Directions: Copy all the data exactly, except the pictures.

*** Data supplied ***

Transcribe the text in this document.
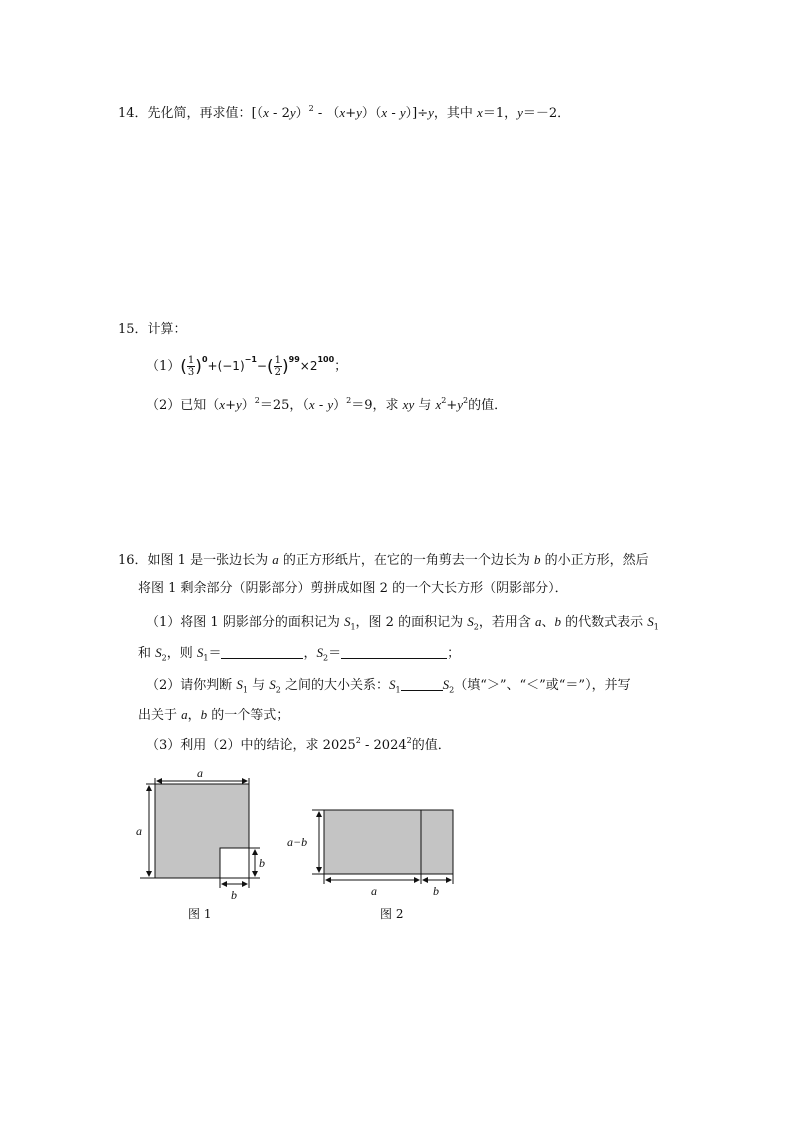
14．先化简，再求值：[（x - 2y）$^2$ - （x+y）（x - y）]÷y，其中 x＝1，y＝－2．
15．计算：
$(1)( \frac{1}{3} )^0+(-1)^{-1}-( \frac{1}{2} )^{99}\times 2^{100}$；
（2）已知$(x+y)^2=25$，（x - y）$^2$＝9，求 xy 与 $x^2+y^2$的值．
16．如图 1 是一张边长为 a 的正方形纸片，在它的一角剪去一个边长为 b 的小正方形，然后
将图 1 剩余部分（阴影部分）剪拼成如图 2 的一个大长方形（阴影部分）．
（1）将图 1 阴影部分的面积记为 $S_1$，图 2 的面积记为 $S_2$，若用含 a、b 的代数式表示 $S_1$
和 $S_2$，则 $S_1=$	，$S_2=$	；
（2）请你判断 $S_1$ 与 $S_2$ 之间的大小关系：$S_1$	$S_2$（填“＞”、“＜”或“＝”），并写
出关于 a，b 的一个等式；
（3）利用（2）中的结论，求 2025$^2$ - 2024$^2$的值．
a
a
b
b
图 1
a−b
a	b
图 2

***

Problem solution:
Transcribe the text in this document.
14．先化简，再求值：[（x - 2y）$^2$ - （x+y）（x - y）]÷y，其中 x＝1，y＝－2．
15．计算：
$(1)( \frac{1}{3} )^0+(-1)^{-1}-( \frac{1}{2} )^{99}\times 2^{100}$；
（2）已知$(x+y)^2=25$，（x - y）$^2$＝9，求 xy 与 $x^2+y^2$的值．
16．如图 1 是一张边长为 a 的正方形纸片，在它的一角剪去一个边长为 b 的小正方形，然后
将图 1 剩余部分（阴影部分）剪拼成如图 2 的一个大长方形（阴影部分）．
（1）将图 1 阴影部分的面积记为 $S_1$，图 2 的面积记为 $S_2$，若用含 a、b 的代数式表示 $S_1$
和 $S_2$，则 $S_1=$	，$S_2=$	；
（2）请你判断 $S_1$ 与 $S_2$ 之间的大小关系：$S_1$	$S_2$（填“＞”、“＜”或“＝”），并写
出关于 a，b 的一个等式；
（3）利用（2）中的结论，求 2025$^2$ - 2024$^2$的值．
a
a
b
b
图 1
a−b
a	b
图 2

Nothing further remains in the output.